# THE TASK
Pick out every line of the entries below where "bottom" occurs, and copy those lines.

# Records about charts and figures

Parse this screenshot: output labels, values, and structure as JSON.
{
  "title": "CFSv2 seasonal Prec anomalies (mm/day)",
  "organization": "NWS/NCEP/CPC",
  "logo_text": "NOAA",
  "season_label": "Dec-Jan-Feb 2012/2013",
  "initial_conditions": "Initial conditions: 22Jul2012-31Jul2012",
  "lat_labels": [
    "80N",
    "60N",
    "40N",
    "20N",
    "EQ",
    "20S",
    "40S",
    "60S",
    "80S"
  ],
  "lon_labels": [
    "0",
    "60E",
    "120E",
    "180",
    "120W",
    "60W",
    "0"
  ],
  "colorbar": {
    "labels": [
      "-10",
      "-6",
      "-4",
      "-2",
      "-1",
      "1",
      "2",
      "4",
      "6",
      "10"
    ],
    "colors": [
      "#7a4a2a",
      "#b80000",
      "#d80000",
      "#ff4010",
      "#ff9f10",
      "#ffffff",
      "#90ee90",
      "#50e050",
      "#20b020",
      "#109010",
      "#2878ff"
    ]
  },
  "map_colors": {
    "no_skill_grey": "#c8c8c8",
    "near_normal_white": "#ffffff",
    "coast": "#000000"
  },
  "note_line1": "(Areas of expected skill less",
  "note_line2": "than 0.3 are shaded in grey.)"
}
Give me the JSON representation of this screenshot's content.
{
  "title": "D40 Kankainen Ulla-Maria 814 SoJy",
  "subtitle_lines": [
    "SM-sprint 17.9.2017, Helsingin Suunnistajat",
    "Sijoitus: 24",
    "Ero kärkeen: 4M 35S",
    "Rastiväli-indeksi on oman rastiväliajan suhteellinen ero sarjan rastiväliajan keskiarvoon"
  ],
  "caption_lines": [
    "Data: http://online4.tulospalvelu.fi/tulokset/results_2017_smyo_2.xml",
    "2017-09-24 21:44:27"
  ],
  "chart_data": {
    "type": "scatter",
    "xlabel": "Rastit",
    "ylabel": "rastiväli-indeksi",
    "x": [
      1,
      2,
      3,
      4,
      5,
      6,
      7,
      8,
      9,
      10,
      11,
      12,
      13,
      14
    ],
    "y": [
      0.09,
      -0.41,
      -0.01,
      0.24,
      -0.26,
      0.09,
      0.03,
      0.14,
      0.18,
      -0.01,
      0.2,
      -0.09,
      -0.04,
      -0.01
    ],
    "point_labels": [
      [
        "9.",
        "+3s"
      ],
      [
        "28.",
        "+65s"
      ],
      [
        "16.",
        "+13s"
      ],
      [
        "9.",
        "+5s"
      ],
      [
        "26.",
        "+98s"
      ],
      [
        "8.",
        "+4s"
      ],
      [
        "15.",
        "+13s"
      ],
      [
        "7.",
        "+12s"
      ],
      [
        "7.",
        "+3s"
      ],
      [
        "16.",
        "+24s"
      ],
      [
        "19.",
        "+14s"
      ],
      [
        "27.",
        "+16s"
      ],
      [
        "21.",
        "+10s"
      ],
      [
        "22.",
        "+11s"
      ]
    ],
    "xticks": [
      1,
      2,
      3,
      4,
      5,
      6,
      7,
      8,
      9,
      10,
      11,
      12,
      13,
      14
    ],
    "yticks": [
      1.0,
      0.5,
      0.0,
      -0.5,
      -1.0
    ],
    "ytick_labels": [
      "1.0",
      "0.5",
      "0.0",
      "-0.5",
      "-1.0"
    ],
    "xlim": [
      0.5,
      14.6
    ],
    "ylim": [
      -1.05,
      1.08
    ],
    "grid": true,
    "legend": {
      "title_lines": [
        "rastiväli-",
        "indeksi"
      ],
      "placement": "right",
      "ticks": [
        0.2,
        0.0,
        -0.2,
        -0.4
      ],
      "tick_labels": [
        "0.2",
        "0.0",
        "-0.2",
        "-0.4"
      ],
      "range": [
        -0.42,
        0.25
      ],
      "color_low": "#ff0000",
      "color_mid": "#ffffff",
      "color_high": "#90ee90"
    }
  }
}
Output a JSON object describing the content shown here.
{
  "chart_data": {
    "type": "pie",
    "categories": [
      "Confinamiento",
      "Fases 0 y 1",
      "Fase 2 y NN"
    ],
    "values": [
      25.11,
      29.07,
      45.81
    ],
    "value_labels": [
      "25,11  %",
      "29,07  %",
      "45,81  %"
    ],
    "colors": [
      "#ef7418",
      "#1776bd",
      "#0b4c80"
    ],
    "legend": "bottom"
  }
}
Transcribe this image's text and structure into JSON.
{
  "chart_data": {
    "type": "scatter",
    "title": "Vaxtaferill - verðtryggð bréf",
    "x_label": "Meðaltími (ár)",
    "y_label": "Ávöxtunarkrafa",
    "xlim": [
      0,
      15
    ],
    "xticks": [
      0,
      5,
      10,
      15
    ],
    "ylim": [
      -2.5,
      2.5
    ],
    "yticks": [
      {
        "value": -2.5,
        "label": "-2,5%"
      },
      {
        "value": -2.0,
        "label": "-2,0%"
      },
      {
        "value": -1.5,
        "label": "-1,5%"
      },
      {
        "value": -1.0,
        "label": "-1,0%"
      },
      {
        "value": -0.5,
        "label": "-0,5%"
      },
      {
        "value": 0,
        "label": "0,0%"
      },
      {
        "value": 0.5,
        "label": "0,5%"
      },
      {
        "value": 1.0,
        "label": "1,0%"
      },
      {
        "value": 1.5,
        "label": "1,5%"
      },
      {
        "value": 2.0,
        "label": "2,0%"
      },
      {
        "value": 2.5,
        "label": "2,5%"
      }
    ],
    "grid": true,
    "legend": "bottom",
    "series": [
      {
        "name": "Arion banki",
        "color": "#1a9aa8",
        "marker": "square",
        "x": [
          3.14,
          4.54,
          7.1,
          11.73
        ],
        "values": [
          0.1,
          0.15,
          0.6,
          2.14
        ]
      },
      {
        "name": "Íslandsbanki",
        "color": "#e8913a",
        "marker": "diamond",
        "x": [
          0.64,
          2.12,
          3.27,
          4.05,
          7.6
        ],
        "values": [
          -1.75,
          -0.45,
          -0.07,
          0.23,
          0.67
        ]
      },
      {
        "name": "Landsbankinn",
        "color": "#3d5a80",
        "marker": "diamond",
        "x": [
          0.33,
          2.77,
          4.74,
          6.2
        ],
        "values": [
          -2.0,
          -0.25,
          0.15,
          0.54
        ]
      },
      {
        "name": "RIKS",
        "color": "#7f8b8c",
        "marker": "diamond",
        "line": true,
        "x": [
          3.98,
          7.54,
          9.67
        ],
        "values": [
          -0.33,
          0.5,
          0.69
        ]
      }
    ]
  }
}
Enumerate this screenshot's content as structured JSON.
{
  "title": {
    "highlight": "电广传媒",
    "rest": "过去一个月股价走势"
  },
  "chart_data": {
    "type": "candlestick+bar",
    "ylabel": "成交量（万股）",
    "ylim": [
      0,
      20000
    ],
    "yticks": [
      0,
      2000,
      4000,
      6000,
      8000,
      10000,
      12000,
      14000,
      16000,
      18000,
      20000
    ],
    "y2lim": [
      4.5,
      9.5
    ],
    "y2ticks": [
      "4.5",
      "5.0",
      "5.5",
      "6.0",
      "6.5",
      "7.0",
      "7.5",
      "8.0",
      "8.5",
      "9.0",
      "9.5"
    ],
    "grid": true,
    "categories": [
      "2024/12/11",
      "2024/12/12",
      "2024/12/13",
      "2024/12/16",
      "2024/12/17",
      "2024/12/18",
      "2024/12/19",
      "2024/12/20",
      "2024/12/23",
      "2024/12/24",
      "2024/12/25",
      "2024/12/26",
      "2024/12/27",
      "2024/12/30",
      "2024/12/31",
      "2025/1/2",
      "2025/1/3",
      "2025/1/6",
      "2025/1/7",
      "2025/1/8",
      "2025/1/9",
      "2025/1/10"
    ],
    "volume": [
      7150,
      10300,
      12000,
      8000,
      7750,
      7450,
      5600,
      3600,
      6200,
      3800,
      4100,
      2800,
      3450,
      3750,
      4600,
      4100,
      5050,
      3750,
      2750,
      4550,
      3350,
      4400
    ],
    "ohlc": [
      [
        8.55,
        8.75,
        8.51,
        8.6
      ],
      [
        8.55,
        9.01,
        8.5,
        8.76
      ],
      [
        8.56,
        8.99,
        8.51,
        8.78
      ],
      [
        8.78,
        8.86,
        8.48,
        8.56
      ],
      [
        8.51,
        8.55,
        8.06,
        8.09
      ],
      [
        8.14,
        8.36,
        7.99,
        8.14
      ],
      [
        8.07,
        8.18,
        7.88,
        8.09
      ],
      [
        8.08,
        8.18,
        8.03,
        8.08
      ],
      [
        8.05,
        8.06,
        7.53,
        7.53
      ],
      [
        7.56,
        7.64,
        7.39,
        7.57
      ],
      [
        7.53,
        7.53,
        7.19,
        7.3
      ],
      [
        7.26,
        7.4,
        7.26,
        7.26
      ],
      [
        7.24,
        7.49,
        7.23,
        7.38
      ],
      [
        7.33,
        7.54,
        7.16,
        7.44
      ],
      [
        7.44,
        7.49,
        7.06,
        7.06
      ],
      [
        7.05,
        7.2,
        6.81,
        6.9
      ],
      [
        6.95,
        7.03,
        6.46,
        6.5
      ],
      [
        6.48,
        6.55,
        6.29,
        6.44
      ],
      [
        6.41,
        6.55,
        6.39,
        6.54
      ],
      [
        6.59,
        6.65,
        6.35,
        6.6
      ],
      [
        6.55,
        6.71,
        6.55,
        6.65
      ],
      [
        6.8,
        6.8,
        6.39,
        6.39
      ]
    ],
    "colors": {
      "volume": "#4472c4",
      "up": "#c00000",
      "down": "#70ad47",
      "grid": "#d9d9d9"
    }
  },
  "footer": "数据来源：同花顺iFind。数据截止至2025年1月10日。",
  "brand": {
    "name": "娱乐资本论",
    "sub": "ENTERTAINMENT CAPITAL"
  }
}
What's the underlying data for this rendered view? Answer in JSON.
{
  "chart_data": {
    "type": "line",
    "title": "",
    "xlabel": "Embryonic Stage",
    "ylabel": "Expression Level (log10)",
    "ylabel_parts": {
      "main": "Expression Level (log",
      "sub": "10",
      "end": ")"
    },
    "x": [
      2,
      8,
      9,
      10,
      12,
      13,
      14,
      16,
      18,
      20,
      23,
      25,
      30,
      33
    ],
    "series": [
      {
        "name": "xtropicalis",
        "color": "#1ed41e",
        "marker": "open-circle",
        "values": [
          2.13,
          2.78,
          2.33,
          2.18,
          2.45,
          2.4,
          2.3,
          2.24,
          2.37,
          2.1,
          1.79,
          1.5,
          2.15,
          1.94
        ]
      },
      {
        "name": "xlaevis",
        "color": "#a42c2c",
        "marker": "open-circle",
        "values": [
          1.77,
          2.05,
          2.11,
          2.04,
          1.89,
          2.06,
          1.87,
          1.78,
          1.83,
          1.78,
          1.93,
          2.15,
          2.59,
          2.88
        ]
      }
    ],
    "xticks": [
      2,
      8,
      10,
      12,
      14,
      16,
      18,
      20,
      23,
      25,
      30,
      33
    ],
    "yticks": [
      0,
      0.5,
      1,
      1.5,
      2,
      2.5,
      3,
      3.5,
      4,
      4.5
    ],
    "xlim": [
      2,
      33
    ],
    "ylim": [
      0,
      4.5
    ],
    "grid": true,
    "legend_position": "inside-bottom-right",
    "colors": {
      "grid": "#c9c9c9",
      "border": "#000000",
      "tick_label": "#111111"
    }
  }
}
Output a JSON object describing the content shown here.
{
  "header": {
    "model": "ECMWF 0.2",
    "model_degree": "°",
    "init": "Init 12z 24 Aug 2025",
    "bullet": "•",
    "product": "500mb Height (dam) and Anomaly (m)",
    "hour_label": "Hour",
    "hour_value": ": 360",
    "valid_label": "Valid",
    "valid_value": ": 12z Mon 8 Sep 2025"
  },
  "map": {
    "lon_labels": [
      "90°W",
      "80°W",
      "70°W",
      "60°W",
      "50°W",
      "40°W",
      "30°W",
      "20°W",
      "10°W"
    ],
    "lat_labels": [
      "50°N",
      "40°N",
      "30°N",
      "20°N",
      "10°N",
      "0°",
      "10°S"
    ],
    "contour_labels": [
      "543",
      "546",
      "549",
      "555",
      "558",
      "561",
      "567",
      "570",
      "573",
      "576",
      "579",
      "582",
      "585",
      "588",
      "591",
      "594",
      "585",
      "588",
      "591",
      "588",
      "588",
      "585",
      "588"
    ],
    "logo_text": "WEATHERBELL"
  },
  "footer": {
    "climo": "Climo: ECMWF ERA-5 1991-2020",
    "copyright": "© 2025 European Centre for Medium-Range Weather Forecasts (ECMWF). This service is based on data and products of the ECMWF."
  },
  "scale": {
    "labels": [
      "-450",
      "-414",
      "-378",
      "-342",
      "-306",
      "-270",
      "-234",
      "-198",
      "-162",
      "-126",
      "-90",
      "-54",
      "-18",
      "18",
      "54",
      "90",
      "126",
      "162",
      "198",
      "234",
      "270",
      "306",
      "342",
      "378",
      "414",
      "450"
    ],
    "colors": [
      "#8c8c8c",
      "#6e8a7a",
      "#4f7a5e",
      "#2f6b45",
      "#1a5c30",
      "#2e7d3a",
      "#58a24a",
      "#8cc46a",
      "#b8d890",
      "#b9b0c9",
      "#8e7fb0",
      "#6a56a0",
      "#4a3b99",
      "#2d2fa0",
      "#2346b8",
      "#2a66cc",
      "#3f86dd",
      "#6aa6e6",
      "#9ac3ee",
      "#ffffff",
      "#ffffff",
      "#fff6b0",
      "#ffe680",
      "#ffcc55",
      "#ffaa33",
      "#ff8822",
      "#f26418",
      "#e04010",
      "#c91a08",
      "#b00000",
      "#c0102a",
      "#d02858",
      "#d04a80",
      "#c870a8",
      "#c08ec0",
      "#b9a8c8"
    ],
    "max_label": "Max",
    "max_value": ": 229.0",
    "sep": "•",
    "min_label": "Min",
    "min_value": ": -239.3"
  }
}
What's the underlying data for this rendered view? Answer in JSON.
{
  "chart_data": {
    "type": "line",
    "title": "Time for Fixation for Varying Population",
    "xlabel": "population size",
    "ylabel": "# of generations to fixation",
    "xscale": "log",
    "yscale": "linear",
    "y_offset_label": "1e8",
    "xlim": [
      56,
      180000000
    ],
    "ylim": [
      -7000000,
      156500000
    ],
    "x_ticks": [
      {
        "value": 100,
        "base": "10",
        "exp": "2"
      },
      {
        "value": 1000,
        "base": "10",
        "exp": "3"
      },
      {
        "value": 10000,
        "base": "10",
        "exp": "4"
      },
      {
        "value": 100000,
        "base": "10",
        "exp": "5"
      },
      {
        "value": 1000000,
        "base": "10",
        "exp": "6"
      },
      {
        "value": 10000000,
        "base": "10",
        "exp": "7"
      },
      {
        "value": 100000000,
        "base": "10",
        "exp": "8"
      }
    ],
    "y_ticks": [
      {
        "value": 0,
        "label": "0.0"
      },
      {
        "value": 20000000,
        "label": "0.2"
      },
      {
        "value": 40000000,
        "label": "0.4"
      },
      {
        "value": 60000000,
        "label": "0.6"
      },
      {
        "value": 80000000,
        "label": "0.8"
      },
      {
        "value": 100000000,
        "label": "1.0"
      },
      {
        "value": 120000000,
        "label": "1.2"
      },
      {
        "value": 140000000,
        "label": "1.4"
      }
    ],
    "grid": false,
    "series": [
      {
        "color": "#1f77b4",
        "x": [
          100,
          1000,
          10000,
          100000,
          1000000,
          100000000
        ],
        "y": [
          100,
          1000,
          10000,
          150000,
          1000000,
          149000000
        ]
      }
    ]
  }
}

# FINAL RESULT
    "legend": "bottom"
    "legend": "bottom",
    "legend_position": "inside-bottom-right",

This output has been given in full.